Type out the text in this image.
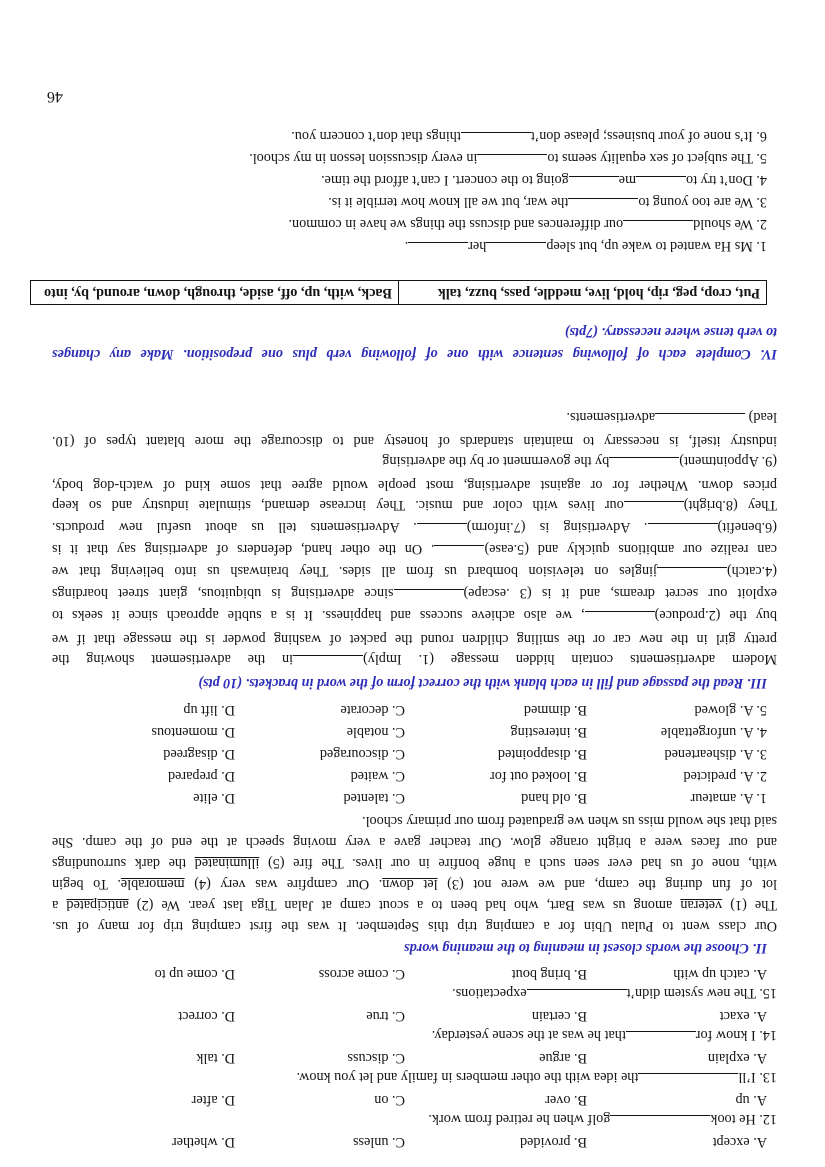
A. except
B. provided
C. unless
D. whether
12. He tookgolf when he retired from work.
A. up
B. over
C. on
D. after
13. I’llthe idea with the other members in family and let you know.
A. explain
B. argue
C. discuss
D. talk
14. I know forthat he was at the scene yesterday.
A. exact
B. certain
C. true
D. correct
15. The new system didn’texpectations.
A. catch up with
B. bring bout
C. come across
D. come up to
II. Choose the words closest in meaning to the meaning words
Our class went to Pulau Ubin for a camping trip this September. It was the first camping trip for many of us.
The (1) veteran among us was Bart, who had been to a scout camp at Jalan Tiga last year. We (2) anticipated a
lot of fun during the camp, and we were not (3) let down. Our campfire was very (4) memorable. To begin
with, none of us had ever seen such a huge bonfire in our lives. The fire (5) illuminated the dark surroundings
and our faces were a bright orange glow. Our teacher gave a very moving speech at the end of the camp. She
said that she would miss us when we graduated from our primary school.
1. A. amateur
B. old hand
C. talented
D. elite
2. A. predicted
B. looked out for
C. waited
D. prepared
3. A. disheartened
B. disappointed
C. discouraged
D. disagreed
4. A. unforgettable
B. interesting
C. notable
D. momentous
5. A. glowed
B. dimmed
C. decorate
D. lift up
III. Read the passage and fill in each blank with the correct form of the word in brackets. (10 pts)
Modern advertisements contain hidden message (1. Imply)in the advertisement showing the
pretty girl in the new car or the smiling children round the packet of washing powder is the message that if we
buy the (2.produce), we also achieve success and happiness. It is a subtle approach since it seeks to
exploit our secret dreams, and it is (3 .escape)since advertising is ubiquitous, giant street hoardings
(4.catch)jingles on television bombard us from all sides. They brainwash us into believing that we
can realize our ambitions quickly and (5.ease). On the other hand, defenders of advertising say that it is
(6.benefit). Advertising is (7.inform). Advertisements tell us about useful new products.
They (8.bright)our lives with color and music. They increase demand, stimulate industry and so keep
prices down. Whether for or against advertising, most people would agree that some kind of watch-dog body,
(9. Appointment)by the government or by the advertising
industry itself, is necessary to maintain standards of honesty and to discourage the more blatant types of (10.
lead) advertisements.
IV. Complete each of following sentence with one of following verb plus one preposition. Make any changes
to verb tense where necessary. (7pts)
Put, crop, peg, rip, hold, live, meddle, pass, buzz, talk	Back, with, up, off, aside, through, down, around, by, into
1. Ms Ha wanted to wake up, but sleepher.
2. We shouldour differences and discuss the things we have in common.
3. We are too young tothe war, but we all know how terrible it is.
4. Don’t try tomegoing to the concert. I can’t afford the time.
5. The subject of sex equality seems toin every discussion lesson in my school.
6. It’s none of your business; please don’tthings that don’t concern you.
46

◇ ◇ ◇ ◇ ◇ ◇ ◇

» **CHALLENGE**
In the copy, include all records verbatim but no images.

» **WRITTEN SOLUTION**
Type out the text in this image.
A. except
B. provided
C. unless
D. whether
12. He tookgolf when he retired from work.
A. up
B. over
C. on
D. after
13. I’llthe idea with the other members in family and let you know.
A. explain
B. argue
C. discuss
D. talk
14. I know forthat he was at the scene yesterday.
A. exact
B. certain
C. true
D. correct
15. The new system didn’texpectations.
A. catch up with
B. bring bout
C. come across
D. come up to
II. Choose the words closest in meaning to the meaning words
Our class went to Pulau Ubin for a camping trip this September. It was the first camping trip for many of us.
The (1) veteran among us was Bart, who had been to a scout camp at Jalan Tiga last year. We (2) anticipated a
lot of fun during the camp, and we were not (3) let down. Our campfire was very (4) memorable. To begin
with, none of us had ever seen such a huge bonfire in our lives. The fire (5) illuminated the dark surroundings
and our faces were a bright orange glow. Our teacher gave a very moving speech at the end of the camp. She
said that she would miss us when we graduated from our primary school.
1. A. amateur
B. old hand
C. talented
D. elite
2. A. predicted
B. looked out for
C. waited
D. prepared
3. A. disheartened
B. disappointed
C. discouraged
D. disagreed
4. A. unforgettable
B. interesting
C. notable
D. momentous
5. A. glowed
B. dimmed
C. decorate
D. lift up
III. Read the passage and fill in each blank with the correct form of the word in brackets. (10 pts)
Modern advertisements contain hidden message (1. Imply)in the advertisement showing the
pretty girl in the new car or the smiling children round the packet of washing powder is the message that if we
buy the (2.produce), we also achieve success and happiness. It is a subtle approach since it seeks to
exploit our secret dreams, and it is (3 .escape)since advertising is ubiquitous, giant street hoardings
(4.catch)jingles on television bombard us from all sides. They brainwash us into believing that we
can realize our ambitions quickly and (5.ease). On the other hand, defenders of advertising say that it is
(6.benefit). Advertising is (7.inform). Advertisements tell us about useful new products.
They (8.bright)our lives with color and music. They increase demand, stimulate industry and so keep
prices down. Whether for or against advertising, most people would agree that some kind of watch-dog body,
(9. Appointment)by the government or by the advertising
industry itself, is necessary to maintain standards of honesty and to discourage the more blatant types of (10.
lead) advertisements.
IV. Complete each of following sentence with one of following verb plus one preposition. Make any changes
to verb tense where necessary. (7pts)
Put, crop, peg, rip, hold, live, meddle, pass, buzz, talk	Back, with, up, off, aside, through, down, around, by, into
1. Ms Ha wanted to wake up, but sleepher.
2. We shouldour differences and discuss the things we have in common.
3. We are too young tothe war, but we all know how terrible it is.
4. Don’t try tomegoing to the concert. I can’t afford the time.
5. The subject of sex equality seems toin every discussion lesson in my school.
6. It’s none of your business; please don’tthings that don’t concern you.
46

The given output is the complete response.